• [Instructions for the task]:
Condense the paragraph of the bug report below that begins "In order to reproduce the leak" into a short bulleted list that keeps its main facts.

• [Text excerpt]:
————

Search before asking

  • I searched in the issues and found nothing similar.

Describe the bug

I discovered a memory leak while performing performance test in a multi threaded environment. This seems to be due to the switch to the LockFreePool introduced in 2.17.0.

I'm not sure whether this is a bug or misusage also it clearly looks like a bug considering that the behaviour is degraded compared to 2.16.2 but please advice what would be a proper usage.

Version Information

2.17.0

Reproduction

In order to reproduce the leak, I created a simple program that starts 16 threads that all serialize a simple object multiple times using a common ObjectMapper instance which is thread safe as per documentation.

————

Lines from a dataset:
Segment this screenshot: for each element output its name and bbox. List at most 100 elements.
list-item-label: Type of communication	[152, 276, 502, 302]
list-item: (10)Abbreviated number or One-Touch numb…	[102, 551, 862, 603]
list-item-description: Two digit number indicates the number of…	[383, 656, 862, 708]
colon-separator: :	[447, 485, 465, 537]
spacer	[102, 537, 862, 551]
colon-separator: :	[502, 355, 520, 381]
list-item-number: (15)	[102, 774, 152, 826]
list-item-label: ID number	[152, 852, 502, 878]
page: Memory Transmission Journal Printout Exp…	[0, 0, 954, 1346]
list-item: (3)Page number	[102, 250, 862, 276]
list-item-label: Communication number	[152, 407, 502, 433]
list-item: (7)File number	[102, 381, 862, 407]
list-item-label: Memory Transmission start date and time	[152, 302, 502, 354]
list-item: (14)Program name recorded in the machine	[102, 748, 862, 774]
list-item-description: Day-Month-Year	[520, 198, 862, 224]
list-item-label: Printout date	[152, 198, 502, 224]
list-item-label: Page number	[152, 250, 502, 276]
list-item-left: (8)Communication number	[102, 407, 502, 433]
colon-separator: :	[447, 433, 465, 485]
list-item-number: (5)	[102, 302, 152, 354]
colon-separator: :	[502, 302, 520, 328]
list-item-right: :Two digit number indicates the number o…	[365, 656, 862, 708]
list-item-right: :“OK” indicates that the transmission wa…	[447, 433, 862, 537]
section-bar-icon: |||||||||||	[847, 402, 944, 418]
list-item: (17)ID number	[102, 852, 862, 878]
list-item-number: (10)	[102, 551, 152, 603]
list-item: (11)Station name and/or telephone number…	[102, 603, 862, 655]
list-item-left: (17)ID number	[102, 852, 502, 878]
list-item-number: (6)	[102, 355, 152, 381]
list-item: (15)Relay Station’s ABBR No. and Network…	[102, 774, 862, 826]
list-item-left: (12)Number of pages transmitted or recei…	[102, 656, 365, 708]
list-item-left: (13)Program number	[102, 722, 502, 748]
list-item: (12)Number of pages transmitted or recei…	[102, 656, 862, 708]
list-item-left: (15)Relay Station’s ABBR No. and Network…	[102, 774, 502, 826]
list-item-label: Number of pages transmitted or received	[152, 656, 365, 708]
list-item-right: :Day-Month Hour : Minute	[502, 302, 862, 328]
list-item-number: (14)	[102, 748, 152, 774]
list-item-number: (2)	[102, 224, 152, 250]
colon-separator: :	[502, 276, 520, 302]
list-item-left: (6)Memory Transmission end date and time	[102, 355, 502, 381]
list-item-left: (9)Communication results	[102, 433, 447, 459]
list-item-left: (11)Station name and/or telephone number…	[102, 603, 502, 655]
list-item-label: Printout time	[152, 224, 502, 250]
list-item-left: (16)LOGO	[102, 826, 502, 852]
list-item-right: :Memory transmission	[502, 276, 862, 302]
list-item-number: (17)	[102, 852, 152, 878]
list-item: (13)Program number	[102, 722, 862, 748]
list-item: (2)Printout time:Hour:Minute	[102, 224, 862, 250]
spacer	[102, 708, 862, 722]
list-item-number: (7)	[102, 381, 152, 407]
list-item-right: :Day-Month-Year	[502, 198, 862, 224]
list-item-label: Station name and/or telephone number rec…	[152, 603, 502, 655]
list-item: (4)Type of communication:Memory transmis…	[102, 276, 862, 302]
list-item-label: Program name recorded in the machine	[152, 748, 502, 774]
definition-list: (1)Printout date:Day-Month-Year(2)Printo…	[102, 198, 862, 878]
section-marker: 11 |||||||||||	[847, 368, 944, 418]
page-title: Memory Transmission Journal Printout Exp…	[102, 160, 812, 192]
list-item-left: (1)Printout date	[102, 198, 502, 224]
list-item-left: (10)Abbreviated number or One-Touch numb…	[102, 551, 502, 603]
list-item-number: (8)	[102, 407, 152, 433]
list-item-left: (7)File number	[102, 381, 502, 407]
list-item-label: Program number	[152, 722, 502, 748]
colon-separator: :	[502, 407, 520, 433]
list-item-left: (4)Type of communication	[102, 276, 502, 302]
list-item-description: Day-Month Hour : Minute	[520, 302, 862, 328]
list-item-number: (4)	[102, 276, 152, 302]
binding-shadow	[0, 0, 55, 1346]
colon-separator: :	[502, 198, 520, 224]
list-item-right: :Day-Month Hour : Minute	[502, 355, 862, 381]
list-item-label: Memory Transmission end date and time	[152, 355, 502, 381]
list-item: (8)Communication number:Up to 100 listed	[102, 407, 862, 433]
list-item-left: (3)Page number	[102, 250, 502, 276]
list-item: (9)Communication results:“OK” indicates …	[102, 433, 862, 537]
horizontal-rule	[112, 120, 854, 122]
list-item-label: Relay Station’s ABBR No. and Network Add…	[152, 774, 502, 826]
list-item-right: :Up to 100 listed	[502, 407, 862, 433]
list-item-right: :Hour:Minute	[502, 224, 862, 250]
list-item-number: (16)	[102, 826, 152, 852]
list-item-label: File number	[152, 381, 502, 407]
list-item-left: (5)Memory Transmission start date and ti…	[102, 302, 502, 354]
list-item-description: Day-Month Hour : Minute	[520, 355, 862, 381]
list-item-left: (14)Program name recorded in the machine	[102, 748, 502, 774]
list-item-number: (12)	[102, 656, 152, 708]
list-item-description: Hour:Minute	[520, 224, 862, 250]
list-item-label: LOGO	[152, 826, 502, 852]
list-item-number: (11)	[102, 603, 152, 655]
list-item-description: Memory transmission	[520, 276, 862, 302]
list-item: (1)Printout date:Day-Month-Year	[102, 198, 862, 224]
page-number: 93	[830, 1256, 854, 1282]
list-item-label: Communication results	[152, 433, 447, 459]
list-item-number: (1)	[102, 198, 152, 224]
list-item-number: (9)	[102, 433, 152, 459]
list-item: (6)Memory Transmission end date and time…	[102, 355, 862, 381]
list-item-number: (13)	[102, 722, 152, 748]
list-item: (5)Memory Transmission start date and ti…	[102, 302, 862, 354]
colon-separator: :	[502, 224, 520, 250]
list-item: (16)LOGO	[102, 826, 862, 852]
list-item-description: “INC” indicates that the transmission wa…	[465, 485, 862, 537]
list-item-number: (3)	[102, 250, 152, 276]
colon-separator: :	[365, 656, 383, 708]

————

• [Written response]:
- A simple program was written to reproduce the leak.
- It starts 16 threads.
- Each thread serializes a simple object multiple times.
- All threads share one ObjectMapper instance, which the documentation describes as thread safe.